*** Study text ***
My son left home for school three years ago which officially made me a Gen Xer Empty Nester. I had him years before my same-age peers had their kids. There has always been a huge gap between our life stages. I lived everything they’re living now (pandemic restrictions aside) years ago: the swimming, skating, karate and art lessons. The playdates.  The carpools.  The after-school soccer practices. The endless homework. The bedtime rituals. The parent-teacher interviews. The obscure research projects. The school chagigot. The Bar Mitzvah. The graduations – from Pre-K through High School.

Aviva Engel is an award-winning freelance journalist

Late one night before my son was leaving home for the first time, I noticed, while passing by, that he had fallen asleep on the couch. Spontaneously, I paused in the doorway and watched him for a moment. As I stood there, cognizant that he might wake up any minute and highlight my “cringy” behavior, I recall thinking, don’t leave.  As ecstatic as I was for him that he would be moving on and spending the first of two years studying in Israel, I knew that his leaving would mark the end of a very meaningful chapter in our relationship and our lives.
*** End of Study text ***
*** Information ***
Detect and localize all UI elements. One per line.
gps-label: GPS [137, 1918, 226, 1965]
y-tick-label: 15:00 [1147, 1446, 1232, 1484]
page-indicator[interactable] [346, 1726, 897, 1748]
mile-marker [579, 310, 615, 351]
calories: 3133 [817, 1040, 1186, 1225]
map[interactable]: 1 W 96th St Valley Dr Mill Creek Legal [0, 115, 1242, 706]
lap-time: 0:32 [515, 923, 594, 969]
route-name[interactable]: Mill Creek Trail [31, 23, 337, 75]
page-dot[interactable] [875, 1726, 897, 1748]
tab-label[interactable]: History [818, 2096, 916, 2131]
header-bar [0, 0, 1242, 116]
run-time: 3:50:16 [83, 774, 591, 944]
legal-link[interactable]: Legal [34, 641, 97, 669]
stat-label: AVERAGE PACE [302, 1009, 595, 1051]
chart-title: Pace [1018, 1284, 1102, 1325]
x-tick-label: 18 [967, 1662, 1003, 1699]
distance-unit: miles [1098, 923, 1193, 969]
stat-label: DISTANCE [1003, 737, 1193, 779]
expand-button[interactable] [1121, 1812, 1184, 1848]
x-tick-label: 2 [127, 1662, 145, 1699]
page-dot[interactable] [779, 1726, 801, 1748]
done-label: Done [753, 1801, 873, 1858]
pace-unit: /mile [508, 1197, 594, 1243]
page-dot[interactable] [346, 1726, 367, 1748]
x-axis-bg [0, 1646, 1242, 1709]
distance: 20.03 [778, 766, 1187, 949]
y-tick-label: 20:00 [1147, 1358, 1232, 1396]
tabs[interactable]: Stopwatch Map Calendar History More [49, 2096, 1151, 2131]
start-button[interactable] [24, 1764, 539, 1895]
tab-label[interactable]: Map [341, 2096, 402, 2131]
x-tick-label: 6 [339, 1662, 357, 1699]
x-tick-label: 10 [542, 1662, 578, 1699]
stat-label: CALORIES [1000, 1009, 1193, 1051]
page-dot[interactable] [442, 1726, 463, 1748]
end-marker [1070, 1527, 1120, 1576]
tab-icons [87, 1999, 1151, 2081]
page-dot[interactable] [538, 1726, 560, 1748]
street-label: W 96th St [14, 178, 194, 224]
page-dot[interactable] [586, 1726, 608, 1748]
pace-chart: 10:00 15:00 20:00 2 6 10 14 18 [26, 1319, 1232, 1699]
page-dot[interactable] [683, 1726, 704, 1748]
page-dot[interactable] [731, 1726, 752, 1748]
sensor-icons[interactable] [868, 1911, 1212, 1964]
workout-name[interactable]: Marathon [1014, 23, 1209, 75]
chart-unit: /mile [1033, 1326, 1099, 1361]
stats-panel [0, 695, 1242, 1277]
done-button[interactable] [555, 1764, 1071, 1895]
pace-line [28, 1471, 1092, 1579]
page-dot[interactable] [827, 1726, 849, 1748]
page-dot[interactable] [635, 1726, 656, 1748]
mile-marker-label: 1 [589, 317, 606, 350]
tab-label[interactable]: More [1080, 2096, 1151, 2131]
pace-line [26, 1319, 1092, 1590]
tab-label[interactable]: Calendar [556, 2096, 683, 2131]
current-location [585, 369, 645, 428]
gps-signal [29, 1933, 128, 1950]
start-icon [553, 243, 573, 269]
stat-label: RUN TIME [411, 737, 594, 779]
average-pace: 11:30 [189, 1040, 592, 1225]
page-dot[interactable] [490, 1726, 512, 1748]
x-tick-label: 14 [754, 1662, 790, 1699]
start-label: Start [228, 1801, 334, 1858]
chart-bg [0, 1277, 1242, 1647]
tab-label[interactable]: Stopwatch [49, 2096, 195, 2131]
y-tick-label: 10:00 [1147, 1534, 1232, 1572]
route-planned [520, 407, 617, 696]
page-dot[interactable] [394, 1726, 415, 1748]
*** End of Information ***
» **Things to do**:
a – In the essay about becoming an empty nester, where was the writer's son going to spend the first of two years studying?
b – Copy out the essay about becoming an empty nester, everything from "Late one night" down to "and our lives.", without changes.
c – Continue the essay about becoming an empty nester from the point where it stops.
The listing above comes from a separate source and is unrelated to the essay.

» **Answers to this exercise**:
a – In Israel.

b –
Late one night before my son was leaving home for the first time, I noticed, while passing by, that he had fallen asleep on the couch. Spontaneously, I paused in the doorway and watched him for a moment. As I stood there, cognizant that he might wake up any minute and highlight my “cringy” behavior, I recall thinking, don’t leave.  As ecstatic as I was for him that he would be moving on and spending the first of two years studying in Israel, I knew that his leaving would mark the end of a very meaningful chapter in our relationship and our lives.

c –
But I also knew his departure would signify the beginning of a bright new chapter for both of us: one of independence, personal growth and new-found freedom to carve out our own unique paths and identities.

Fast forward three years and I have adjusted to, even embraced, life as an empty nester. On the occasions when I lament my child’s physical absence, I think about the book Adventures in the Mainstream. In describing life with his son who has Down syndrome, author Greg Palmer poignantly notes, “I’ve heard parents bemoaning the fact that their children have grown up and gone off to live their own lives. They long for the days when Junior automatically took their hand to cross the street, found delight in an ice cream cone, and slept with stuffed animals and action figures. Ned still does all these things, and he is twenty. A child growing up and going away is sad; a child not able to grow up, and with no place to go is something far worse.”

Indeed, it is truly a blessing when our children are able to leave the cocoon to live distinct, yet connected lives. And so rather than mourn, I celebrate this milestone. For I am among the lucky ones whose children have launched. 

Give them roots and give them wings, they say. I have done both, and my son is soaring.

So to my friend, mother of four, who is on the verge of losing it from her adorable kiddos, I offer this advice: appreciate these days with your children while you can, because before you know it, they grow up. And they will leave you.

Until a pandemic strikes, and they move back home.

Indefinitely.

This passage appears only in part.